DESCRIPTION OF THE TASK — Every record should be written out exactly, please.

Entries from a dataset:
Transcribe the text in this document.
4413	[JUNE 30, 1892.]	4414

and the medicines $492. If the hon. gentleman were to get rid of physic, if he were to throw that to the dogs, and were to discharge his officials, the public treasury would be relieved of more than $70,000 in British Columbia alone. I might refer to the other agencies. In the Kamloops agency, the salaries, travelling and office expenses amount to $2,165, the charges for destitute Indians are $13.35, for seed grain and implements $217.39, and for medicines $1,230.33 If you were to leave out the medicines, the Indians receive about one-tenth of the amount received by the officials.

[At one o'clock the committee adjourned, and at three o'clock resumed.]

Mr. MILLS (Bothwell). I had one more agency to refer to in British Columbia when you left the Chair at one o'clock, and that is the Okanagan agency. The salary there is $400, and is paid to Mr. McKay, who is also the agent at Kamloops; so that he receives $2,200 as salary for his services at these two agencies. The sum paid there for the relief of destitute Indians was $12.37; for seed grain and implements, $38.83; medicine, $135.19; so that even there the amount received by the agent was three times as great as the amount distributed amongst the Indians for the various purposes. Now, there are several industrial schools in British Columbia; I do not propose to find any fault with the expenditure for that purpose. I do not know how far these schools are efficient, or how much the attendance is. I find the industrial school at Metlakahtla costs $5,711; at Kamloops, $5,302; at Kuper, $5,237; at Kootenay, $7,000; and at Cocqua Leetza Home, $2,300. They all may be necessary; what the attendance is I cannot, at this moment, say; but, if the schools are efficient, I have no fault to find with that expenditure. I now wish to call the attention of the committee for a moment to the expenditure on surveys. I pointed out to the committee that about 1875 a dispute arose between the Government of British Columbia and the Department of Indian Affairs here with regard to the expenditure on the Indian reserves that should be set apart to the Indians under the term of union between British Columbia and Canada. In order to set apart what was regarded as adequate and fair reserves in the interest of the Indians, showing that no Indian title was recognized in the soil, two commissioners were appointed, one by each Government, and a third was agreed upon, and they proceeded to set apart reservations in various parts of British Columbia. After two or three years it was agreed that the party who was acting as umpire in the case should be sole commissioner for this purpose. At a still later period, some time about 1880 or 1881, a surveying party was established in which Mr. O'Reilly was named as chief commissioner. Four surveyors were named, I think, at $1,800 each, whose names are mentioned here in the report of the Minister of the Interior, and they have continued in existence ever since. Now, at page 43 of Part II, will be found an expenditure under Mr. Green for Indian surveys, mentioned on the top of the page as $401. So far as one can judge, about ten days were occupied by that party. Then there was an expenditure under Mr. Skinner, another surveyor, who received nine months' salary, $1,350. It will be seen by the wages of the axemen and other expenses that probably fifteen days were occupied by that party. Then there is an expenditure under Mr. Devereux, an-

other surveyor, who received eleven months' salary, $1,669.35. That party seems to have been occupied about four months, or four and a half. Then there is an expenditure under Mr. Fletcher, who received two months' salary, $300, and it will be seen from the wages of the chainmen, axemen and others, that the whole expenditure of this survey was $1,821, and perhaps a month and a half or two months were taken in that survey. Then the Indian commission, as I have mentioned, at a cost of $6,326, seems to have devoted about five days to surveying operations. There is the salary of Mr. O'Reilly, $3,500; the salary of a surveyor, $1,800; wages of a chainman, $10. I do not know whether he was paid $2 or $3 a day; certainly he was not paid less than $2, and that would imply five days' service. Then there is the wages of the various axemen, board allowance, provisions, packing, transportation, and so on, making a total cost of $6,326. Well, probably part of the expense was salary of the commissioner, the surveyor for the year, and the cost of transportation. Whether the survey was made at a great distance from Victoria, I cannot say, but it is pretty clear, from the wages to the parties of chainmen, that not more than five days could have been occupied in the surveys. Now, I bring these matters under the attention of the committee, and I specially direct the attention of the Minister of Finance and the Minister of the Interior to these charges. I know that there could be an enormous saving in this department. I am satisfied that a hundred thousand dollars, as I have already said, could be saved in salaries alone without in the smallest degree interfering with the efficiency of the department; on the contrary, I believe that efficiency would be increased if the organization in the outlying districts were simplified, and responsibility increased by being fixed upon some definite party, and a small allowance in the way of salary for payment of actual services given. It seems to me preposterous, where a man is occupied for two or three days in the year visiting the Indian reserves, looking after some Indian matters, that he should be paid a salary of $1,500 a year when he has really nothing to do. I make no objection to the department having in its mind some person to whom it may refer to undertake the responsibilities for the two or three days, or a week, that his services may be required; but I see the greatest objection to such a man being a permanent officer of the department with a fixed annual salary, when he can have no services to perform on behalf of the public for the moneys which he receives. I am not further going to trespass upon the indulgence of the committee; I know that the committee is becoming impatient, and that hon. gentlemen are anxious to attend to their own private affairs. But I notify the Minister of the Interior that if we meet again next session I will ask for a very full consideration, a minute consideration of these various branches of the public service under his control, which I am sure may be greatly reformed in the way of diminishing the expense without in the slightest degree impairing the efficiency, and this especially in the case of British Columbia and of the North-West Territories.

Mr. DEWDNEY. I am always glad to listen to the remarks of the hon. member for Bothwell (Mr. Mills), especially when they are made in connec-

TASK SOLUTION —
Transcribe the text in this document.
4413	[JUNE 30, 1892.]	4414

and the medicines $492. If the hon. gentleman were to get rid of physic, if he were to throw that to the dogs, and were to discharge his officials, the public treasury would be relieved of more than $70,000 in British Columbia alone. I might refer to the other agencies. In the Kamloops agency, the salaries, travelling and office expenses amount to $2,165, the charges for destitute Indians are $13.35, for seed grain and implements $217.39, and for medicines $1,230.33 If you were to leave out the medicines, the Indians receive about one-tenth of the amount received by the officials.

[At one o'clock the committee adjourned, and at three o'clock resumed.]

Mr. MILLS (Bothwell). I had one more agency to refer to in British Columbia when you left the Chair at one o'clock, and that is the Okanagan agency. The salary there is $400, and is paid to Mr. McKay, who is also the agent at Kamloops; so that he receives $2,200 as salary for his services at these two agencies. The sum paid there for the relief of destitute Indians was $12.37; for seed grain and implements, $38.83; medicine, $135.19; so that even there the amount received by the agent was three times as great as the amount distributed amongst the Indians for the various purposes. Now, there are several industrial schools in British Columbia; I do not propose to find any fault with the expenditure for that purpose. I do not know how far these schools are efficient, or how much the attendance is. I find the industrial school at Metlakahtla costs $5,711; at Kamloops, $5,302; at Kuper, $5,237; at Kootenay, $7,000; and at Cocqua Leetza Home, $2,300. They all may be necessary; what the attendance is I cannot, at this moment, say; but, if the schools are efficient, I have no fault to find with that expenditure. I now wish to call the attention of the committee for a moment to the expenditure on surveys. I pointed out to the committee that about 1875 a dispute arose between the Government of British Columbia and the Department of Indian Affairs here with regard to the expenditure on the Indian reserves that should be set apart to the Indians under the term of union between British Columbia and Canada. In order to set apart what was regarded as adequate and fair reserves in the interest of the Indians, showing that no Indian title was recognized in the soil, two commissioners were appointed, one by each Government, and a third was agreed upon, and they proceeded to set apart reservations in various parts of British Columbia. After two or three years it was agreed that the party who was acting as umpire in the case should be sole commissioner for this purpose. At a still later period, some time about 1880 or 1881, a surveying party was established in which Mr. O'Reilly was named as chief commissioner. Four surveyors were named, I think, at $1,800 each, whose names are mentioned here in the report of the Minister of the Interior, and they have continued in existence ever since. Now, at page 43 of Part II, will be found an expenditure under Mr. Green for Indian surveys, mentioned on the top of the page as $401. So far as one can judge, about ten days were occupied by that party. Then there was an expenditure under Mr. Skinner, another surveyor, who received nine months' salary, $1,350. It will be seen by the wages of the axemen and other expenses that probably fifteen days were occupied by that party. Then there is an expenditure under Mr. Devereux, an-

other surveyor, who received eleven months' salary, $1,669.35. That party seems to have been occupied about four months, or four and a half. Then there is an expenditure under Mr. Fletcher, who received two months' salary, $300, and it will be seen from the wages of the chainmen, axemen and others, that the whole expenditure of this survey was $1,821, and perhaps a month and a half or two months were taken in that survey. Then the Indian commission, as I have mentioned, at a cost of $6,326, seems to have devoted about five days to surveying operations. There is the salary of Mr. O'Reilly, $3,500; the salary of a surveyor, $1,800; wages of a chainman, $10. I do not know whether he was paid $2 or $3 a day; certainly he was not paid less than $2, and that would imply five days' service. Then there is the wages of the various axemen, board allowance, provisions, packing, transportation, and so on, making a total cost of $6,326. Well, probably part of the expense was salary of the commissioner, the surveyor for the year, and the cost of transportation. Whether the survey was made at a great distance from Victoria, I cannot say, but it is pretty clear, from the wages to the parties of chainmen, that not more than five days could have been occupied in the surveys. Now, I bring these matters under the attention of the committee, and I specially direct the attention of the Minister of Finance and the Minister of the Interior to these charges. I know that there could be an enormous saving in this department. I am satisfied that a hundred thousand dollars, as I have already said, could be saved in salaries alone without in the smallest degree interfering with the efficiency of the department; on the contrary, I believe that efficiency would be increased if the organization in the outlying districts were simplified, and responsibility increased by being fixed upon some definite party, and a small allowance in the way of salary for payment of actual services given. It seems to me preposterous, where a man is occupied for two or three days in the year visiting the Indian reserves, looking after some Indian matters, that he should be paid a salary of $1,500 a year when he has really nothing to do. I make no objection to the department having in its mind some person to whom it may refer to undertake the responsibilities for the two or three days, or a week, that his services may be required; but I see the greatest objection to such a man being a permanent officer of the department with a fixed annual salary, when he can have no services to perform on behalf of the public for the moneys which he receives. I am not further going to trespass upon the indulgence of the committee; I know that the committee is becoming impatient, and that hon. gentlemen are anxious to attend to their own private affairs. But I notify the Minister of the Interior that if we meet again next session I will ask for a very full consideration, a minute consideration of these various branches of the public service under his control, which I am sure may be greatly reformed in the way of diminishing the expense without in the slightest degree impairing the efficiency, and this especially in the case of British Columbia and of the North-West Territories.

Mr. DEWDNEY. I am always glad to listen to the remarks of the hon. member for Bothwell (Mr. Mills), especially when they are made in connec-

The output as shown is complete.